## PROBLEM REQUIREMENTS
Write out every item below word for word, leaving out the pictures.

(Stored items from a collection)
━━━━━━

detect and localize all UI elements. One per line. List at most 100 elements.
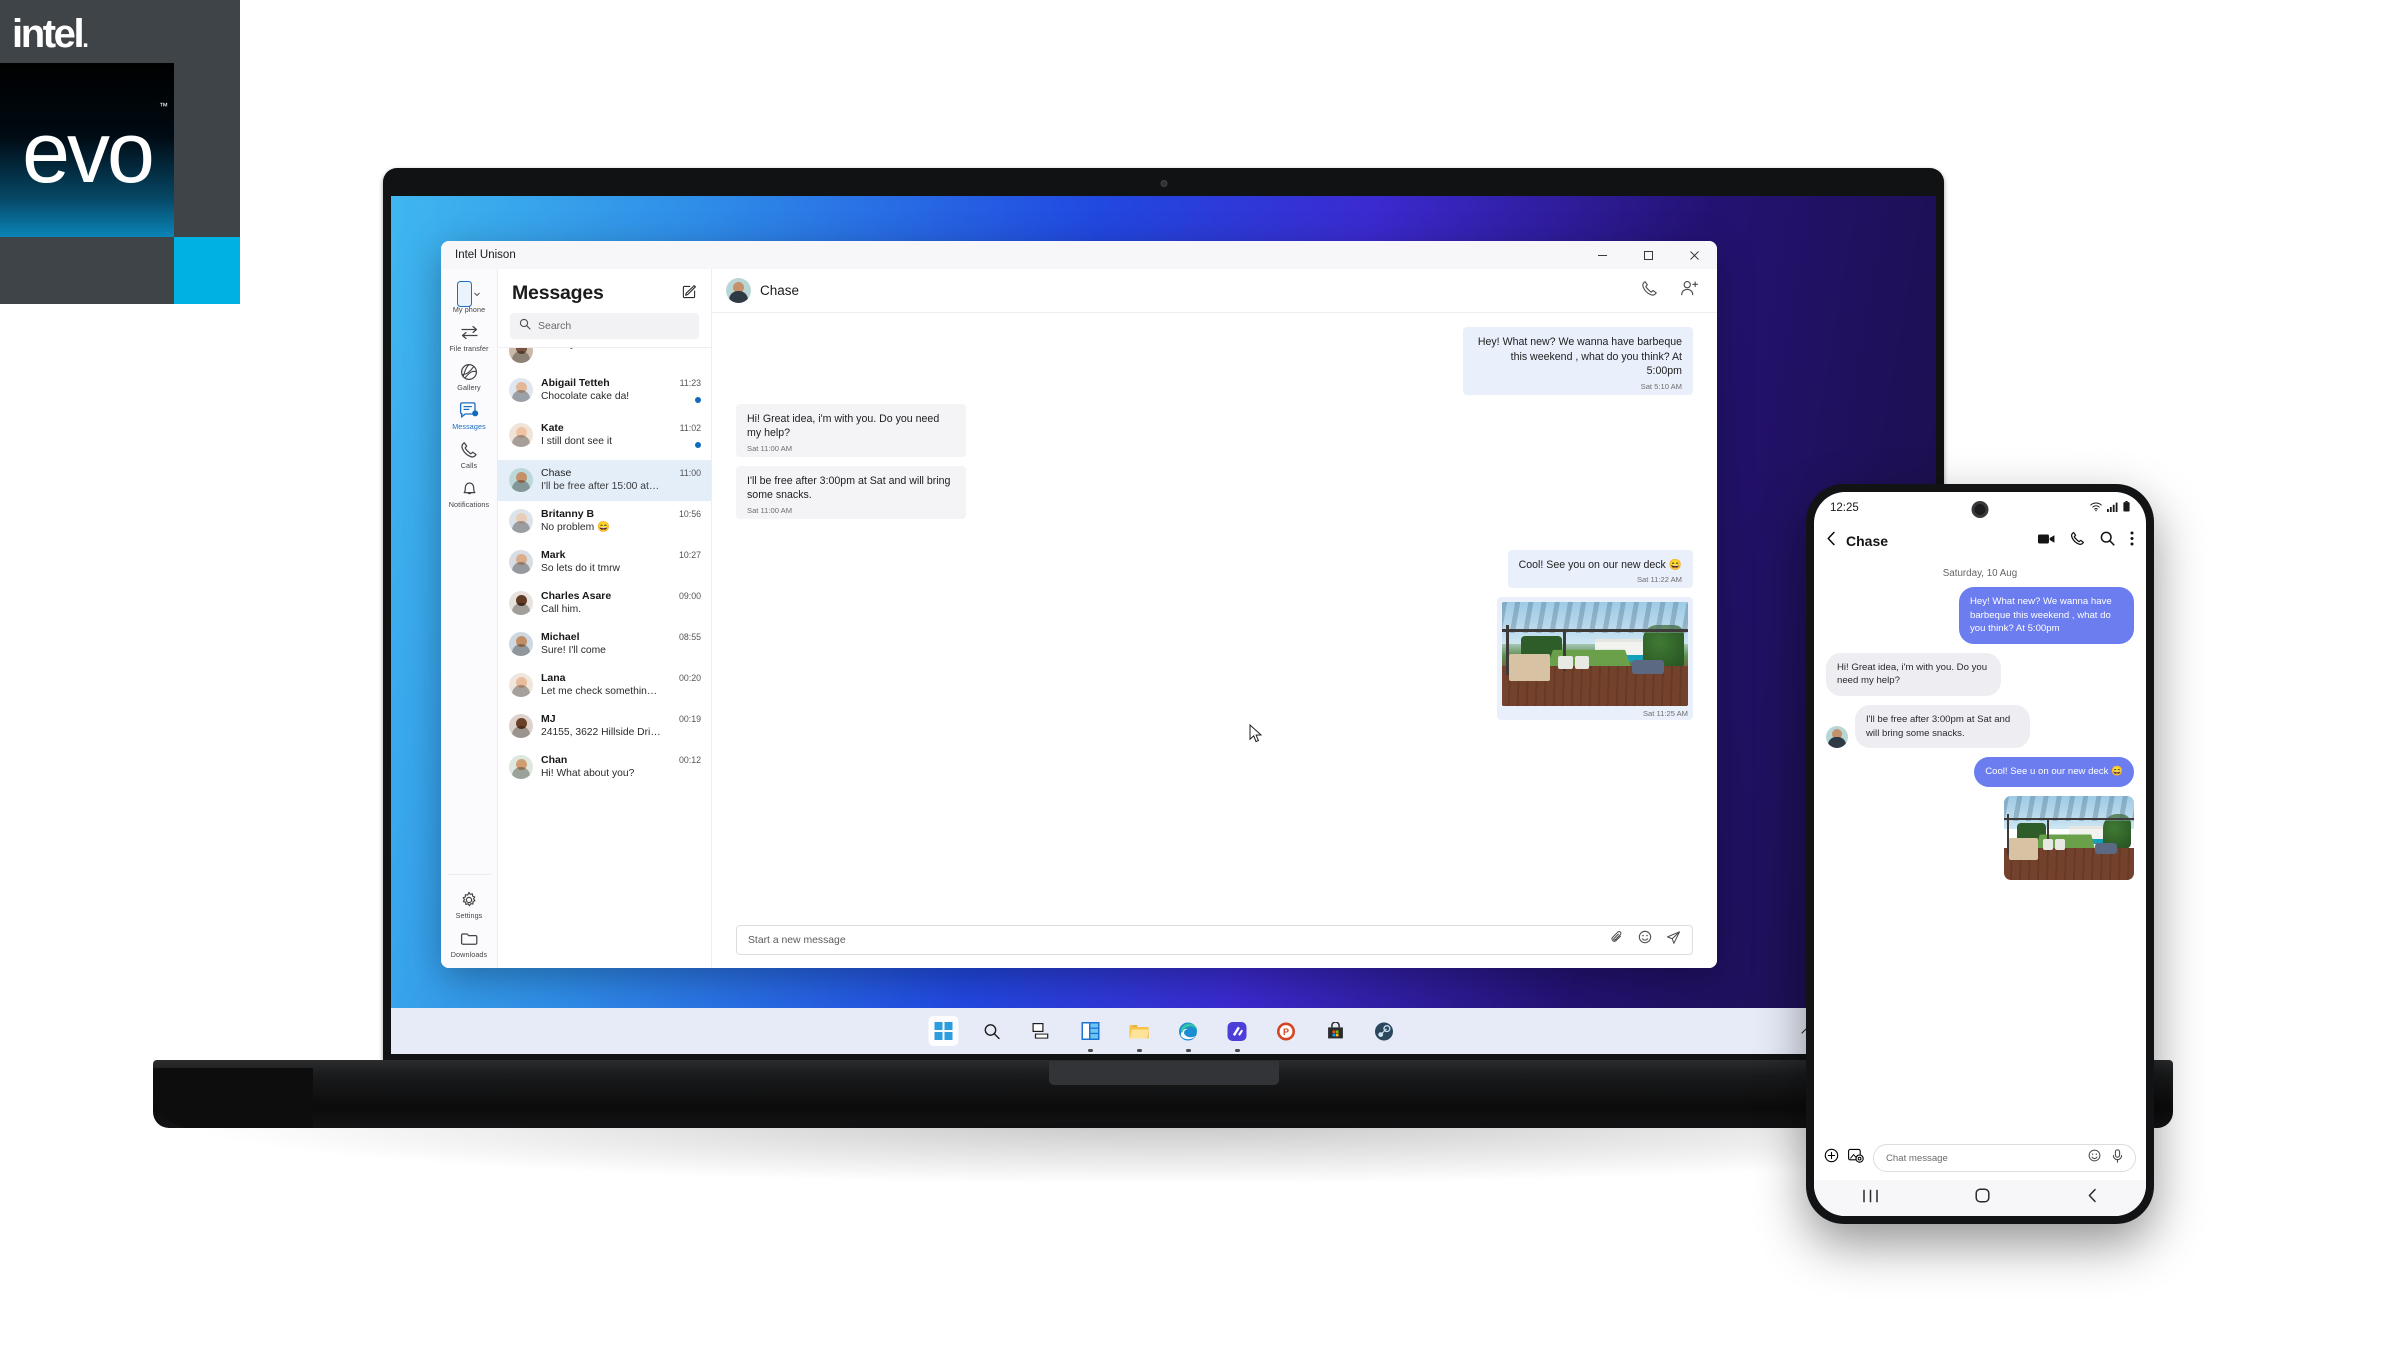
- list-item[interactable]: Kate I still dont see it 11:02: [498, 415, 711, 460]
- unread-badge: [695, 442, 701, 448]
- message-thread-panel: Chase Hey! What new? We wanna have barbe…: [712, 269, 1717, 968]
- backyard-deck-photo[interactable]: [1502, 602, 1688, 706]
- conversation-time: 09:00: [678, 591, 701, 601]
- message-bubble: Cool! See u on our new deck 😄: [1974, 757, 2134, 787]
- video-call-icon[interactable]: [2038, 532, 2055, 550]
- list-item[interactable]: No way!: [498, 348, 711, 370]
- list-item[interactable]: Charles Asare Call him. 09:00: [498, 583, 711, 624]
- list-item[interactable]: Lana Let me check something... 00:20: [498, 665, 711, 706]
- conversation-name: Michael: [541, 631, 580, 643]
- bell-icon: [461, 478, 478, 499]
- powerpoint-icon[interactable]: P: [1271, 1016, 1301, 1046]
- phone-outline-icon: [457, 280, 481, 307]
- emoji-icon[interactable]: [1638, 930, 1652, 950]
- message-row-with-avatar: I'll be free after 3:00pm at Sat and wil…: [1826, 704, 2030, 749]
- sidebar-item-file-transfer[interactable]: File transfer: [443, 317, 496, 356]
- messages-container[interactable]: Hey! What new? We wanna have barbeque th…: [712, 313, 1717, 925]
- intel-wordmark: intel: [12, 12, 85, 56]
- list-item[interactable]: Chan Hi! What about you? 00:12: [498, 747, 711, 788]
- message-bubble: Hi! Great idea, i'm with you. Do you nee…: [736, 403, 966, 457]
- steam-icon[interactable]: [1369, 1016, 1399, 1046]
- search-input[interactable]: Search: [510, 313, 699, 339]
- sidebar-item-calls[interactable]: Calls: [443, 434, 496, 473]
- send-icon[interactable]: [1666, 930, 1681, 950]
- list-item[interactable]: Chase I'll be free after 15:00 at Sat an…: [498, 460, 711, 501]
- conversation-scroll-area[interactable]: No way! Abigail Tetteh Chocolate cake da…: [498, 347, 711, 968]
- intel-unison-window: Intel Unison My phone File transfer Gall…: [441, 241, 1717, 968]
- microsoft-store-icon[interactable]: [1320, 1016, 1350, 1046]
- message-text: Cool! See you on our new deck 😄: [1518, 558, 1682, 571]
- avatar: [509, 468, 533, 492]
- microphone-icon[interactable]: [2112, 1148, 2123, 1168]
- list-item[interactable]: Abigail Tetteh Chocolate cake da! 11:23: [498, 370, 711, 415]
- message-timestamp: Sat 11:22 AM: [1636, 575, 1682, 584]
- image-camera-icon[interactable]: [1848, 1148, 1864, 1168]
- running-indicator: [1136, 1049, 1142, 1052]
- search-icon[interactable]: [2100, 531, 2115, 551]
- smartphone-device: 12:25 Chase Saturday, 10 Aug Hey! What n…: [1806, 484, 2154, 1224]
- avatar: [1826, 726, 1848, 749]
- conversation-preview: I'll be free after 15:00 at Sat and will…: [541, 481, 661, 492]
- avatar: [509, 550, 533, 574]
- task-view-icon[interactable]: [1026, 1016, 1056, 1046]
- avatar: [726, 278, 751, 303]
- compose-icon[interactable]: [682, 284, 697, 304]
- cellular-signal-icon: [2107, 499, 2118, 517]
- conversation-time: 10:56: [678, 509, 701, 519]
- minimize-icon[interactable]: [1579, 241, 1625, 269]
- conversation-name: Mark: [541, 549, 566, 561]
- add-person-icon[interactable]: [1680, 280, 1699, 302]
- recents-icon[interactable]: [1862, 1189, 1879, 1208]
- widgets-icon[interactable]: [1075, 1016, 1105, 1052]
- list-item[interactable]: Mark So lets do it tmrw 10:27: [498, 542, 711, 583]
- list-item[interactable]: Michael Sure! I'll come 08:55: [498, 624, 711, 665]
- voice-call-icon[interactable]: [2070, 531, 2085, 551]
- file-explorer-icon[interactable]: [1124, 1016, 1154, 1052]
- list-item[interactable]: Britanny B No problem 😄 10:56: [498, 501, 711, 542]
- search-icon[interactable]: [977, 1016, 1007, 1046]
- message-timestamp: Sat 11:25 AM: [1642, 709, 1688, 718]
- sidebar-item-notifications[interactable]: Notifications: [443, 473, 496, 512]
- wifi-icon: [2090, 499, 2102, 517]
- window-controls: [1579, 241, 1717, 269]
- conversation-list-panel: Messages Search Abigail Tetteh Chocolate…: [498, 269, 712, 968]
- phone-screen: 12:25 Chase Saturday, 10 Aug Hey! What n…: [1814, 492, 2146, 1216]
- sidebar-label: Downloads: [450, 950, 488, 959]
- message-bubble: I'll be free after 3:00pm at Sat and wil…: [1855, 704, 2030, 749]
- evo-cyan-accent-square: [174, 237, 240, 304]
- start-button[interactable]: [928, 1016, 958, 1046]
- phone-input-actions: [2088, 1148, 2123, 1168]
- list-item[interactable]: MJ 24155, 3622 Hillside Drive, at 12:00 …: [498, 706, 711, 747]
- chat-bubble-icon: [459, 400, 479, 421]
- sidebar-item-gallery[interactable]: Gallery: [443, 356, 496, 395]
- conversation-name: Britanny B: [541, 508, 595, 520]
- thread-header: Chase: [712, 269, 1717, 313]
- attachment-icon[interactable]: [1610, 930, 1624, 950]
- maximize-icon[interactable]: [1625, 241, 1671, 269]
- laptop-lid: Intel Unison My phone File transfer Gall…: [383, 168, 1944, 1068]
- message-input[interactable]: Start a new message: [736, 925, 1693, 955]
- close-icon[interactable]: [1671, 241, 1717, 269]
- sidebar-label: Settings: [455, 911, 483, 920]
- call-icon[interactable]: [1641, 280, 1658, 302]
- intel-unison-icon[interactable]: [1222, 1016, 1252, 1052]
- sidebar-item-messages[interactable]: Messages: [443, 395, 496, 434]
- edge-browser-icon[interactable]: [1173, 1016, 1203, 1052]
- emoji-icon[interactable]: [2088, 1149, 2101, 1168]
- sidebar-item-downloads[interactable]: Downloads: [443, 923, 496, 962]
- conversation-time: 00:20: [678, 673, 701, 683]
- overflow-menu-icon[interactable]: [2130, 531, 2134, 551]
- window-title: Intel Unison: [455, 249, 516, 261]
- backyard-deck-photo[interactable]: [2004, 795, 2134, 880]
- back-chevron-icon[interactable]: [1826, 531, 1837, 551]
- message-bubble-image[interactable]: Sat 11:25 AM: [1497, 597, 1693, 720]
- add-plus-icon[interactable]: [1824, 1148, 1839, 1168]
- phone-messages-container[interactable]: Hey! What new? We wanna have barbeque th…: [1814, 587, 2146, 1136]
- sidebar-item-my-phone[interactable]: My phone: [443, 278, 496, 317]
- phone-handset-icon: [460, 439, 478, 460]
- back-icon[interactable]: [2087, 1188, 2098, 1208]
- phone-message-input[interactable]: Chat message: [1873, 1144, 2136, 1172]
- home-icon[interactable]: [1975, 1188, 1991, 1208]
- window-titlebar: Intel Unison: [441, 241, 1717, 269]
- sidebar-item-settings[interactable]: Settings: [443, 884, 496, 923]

━━━━━━

## TASK RESPONSE
detect and localize all UI elements. One per line. List at most 100 elements.
- list-item[interactable]: Kate I still dont see it 11:02: [498, 415, 711, 460]
- unread-badge: [695, 442, 701, 448]
- message-thread-panel: Chase Hey! What new? We wanna have barbe…: [712, 269, 1717, 968]
- backyard-deck-photo[interactable]: [1502, 602, 1688, 706]
- conversation-time: 09:00: [678, 591, 701, 601]
- message-bubble: Cool! See u on our new deck 😄: [1974, 757, 2134, 787]
- video-call-icon[interactable]: [2038, 532, 2055, 550]
- list-item[interactable]: No way!: [498, 348, 711, 370]
- list-item[interactable]: Charles Asare Call him. 09:00: [498, 583, 711, 624]
- list-item[interactable]: Lana Let me check something... 00:20: [498, 665, 711, 706]
- conversation-name: Michael: [541, 631, 580, 643]
- bell-icon: [461, 478, 478, 499]
- powerpoint-icon[interactable]: P: [1271, 1016, 1301, 1046]
- phone-outline-icon: [457, 280, 481, 307]
- emoji-icon[interactable]: [1638, 930, 1652, 950]
- message-row-with-avatar: I'll be free after 3:00pm at Sat and wil…: [1826, 704, 2030, 749]
- sidebar-item-file-transfer[interactable]: File transfer: [443, 317, 496, 356]
- messages-container[interactable]: Hey! What new? We wanna have barbeque th…: [712, 313, 1717, 925]
- intel-wordmark: intel: [12, 12, 85, 56]
- list-item[interactable]: Chan Hi! What about you? 00:12: [498, 747, 711, 788]
- message-bubble: Hi! Great idea, i'm with you. Do you nee…: [736, 403, 966, 457]
- steam-icon[interactable]: [1369, 1016, 1399, 1046]
- search-input[interactable]: Search: [510, 313, 699, 339]
- sidebar-item-calls[interactable]: Calls: [443, 434, 496, 473]
- send-icon[interactable]: [1666, 930, 1681, 950]
- list-item[interactable]: Chase I'll be free after 15:00 at Sat an…: [498, 460, 711, 501]
- conversation-scroll-area[interactable]: No way! Abigail Tetteh Chocolate cake da…: [498, 347, 711, 968]
- intel-unison-window: Intel Unison My phone File transfer Gall…: [441, 241, 1717, 968]
- microsoft-store-icon[interactable]: [1320, 1016, 1350, 1046]
- message-text: Cool! See you on our new deck 😄: [1518, 558, 1682, 571]
- avatar: [509, 468, 533, 492]
- microphone-icon[interactable]: [2112, 1148, 2123, 1168]
- list-item[interactable]: Abigail Tetteh Chocolate cake da! 11:23: [498, 370, 711, 415]
- message-timestamp: Sat 11:22 AM: [1636, 575, 1682, 584]
- image-camera-icon[interactable]: [1848, 1148, 1864, 1168]
- running-indicator: [1136, 1049, 1142, 1052]
- search-icon[interactable]: [2100, 531, 2115, 551]
- smartphone-device: 12:25 Chase Saturday, 10 Aug Hey! What n…: [1806, 484, 2154, 1224]
- avatar: [1826, 726, 1848, 749]
- conversation-preview: I'll be free after 15:00 at Sat and will…: [541, 481, 661, 492]
- avatar: [509, 550, 533, 574]
- task-view-icon[interactable]: [1026, 1016, 1056, 1046]
- avatar: [726, 278, 751, 303]
- compose-icon[interactable]: [682, 284, 697, 304]
- cellular-signal-icon: [2107, 499, 2118, 517]
- conversation-time: 10:56: [678, 509, 701, 519]
- minimize-icon[interactable]: [1579, 241, 1625, 269]
- conversation-name: Mark: [541, 549, 566, 561]
- add-person-icon[interactable]: [1680, 280, 1699, 302]
- recents-icon[interactable]: [1862, 1189, 1879, 1208]
- widgets-icon[interactable]: [1075, 1016, 1105, 1052]
- list-item[interactable]: Mark So lets do it tmrw 10:27: [498, 542, 711, 583]
- list-item[interactable]: Michael Sure! I'll come 08:55: [498, 624, 711, 665]
- voice-call-icon[interactable]: [2070, 531, 2085, 551]
- file-explorer-icon[interactable]: [1124, 1016, 1154, 1052]
- list-item[interactable]: Britanny B No problem 😄 10:56: [498, 501, 711, 542]
- search-icon[interactable]: [977, 1016, 1007, 1046]
- message-timestamp: Sat 11:25 AM: [1642, 709, 1688, 718]
- sidebar-item-notifications[interactable]: Notifications: [443, 473, 496, 512]
- wifi-icon: [2090, 499, 2102, 517]
- window-controls: [1579, 241, 1717, 269]
- conversation-list-panel: Messages Search Abigail Tetteh Chocolate…: [498, 269, 712, 968]
- phone-screen: 12:25 Chase Saturday, 10 Aug Hey! What n…: [1814, 492, 2146, 1216]
- sidebar-label: Downloads: [450, 950, 488, 959]
- message-bubble: I'll be free after 3:00pm at Sat and wil…: [1855, 704, 2030, 749]
- evo-cyan-accent-square: [174, 237, 240, 304]
- start-button[interactable]: [928, 1016, 958, 1046]
- phone-input-actions: [2088, 1148, 2123, 1168]
- list-item[interactable]: MJ 24155, 3622 Hillside Drive, at 12:00 …: [498, 706, 711, 747]
- chat-bubble-icon: [459, 400, 479, 421]
- sidebar-item-gallery[interactable]: Gallery: [443, 356, 496, 395]
- conversation-name: Britanny B: [541, 508, 595, 520]
- thread-header: Chase: [712, 269, 1717, 313]
- attachment-icon[interactable]: [1610, 930, 1624, 950]
- maximize-icon[interactable]: [1625, 241, 1671, 269]
- laptop-lid: Intel Unison My phone File transfer Gall…: [383, 168, 1944, 1068]
- message-input[interactable]: Start a new message: [736, 925, 1693, 955]
- close-icon[interactable]: [1671, 241, 1717, 269]
- sidebar-label: Settings: [455, 911, 483, 920]
- call-icon[interactable]: [1641, 280, 1658, 302]
- intel-unison-icon[interactable]: [1222, 1016, 1252, 1052]
- sidebar-item-messages[interactable]: Messages: [443, 395, 496, 434]
- edge-browser-icon[interactable]: [1173, 1016, 1203, 1052]
- emoji-icon[interactable]: [2088, 1149, 2101, 1168]
- sidebar-item-downloads[interactable]: Downloads: [443, 923, 496, 962]
- conversation-time: 00:20: [678, 673, 701, 683]
- overflow-menu-icon[interactable]: [2130, 531, 2134, 551]
- window-title: Intel Unison: [455, 249, 516, 261]
- backyard-deck-photo[interactable]: [2004, 795, 2134, 880]
- back-chevron-icon[interactable]: [1826, 531, 1837, 551]
- message-bubble-image[interactable]: Sat 11:25 AM: [1497, 597, 1693, 720]
- add-plus-icon[interactable]: [1824, 1148, 1839, 1168]
- phone-messages-container[interactable]: Hey! What new? We wanna have barbeque th…: [1814, 587, 2146, 1136]
- sidebar-item-my-phone[interactable]: My phone: [443, 278, 496, 317]
- phone-handset-icon: [460, 439, 478, 460]
- back-icon[interactable]: [2087, 1188, 2098, 1208]
- phone-message-input[interactable]: Chat message: [1873, 1144, 2136, 1172]
- home-icon[interactable]: [1975, 1188, 1991, 1208]
- window-titlebar: Intel Unison: [441, 241, 1717, 269]
- sidebar-item-settings[interactable]: Settings: [443, 884, 496, 923]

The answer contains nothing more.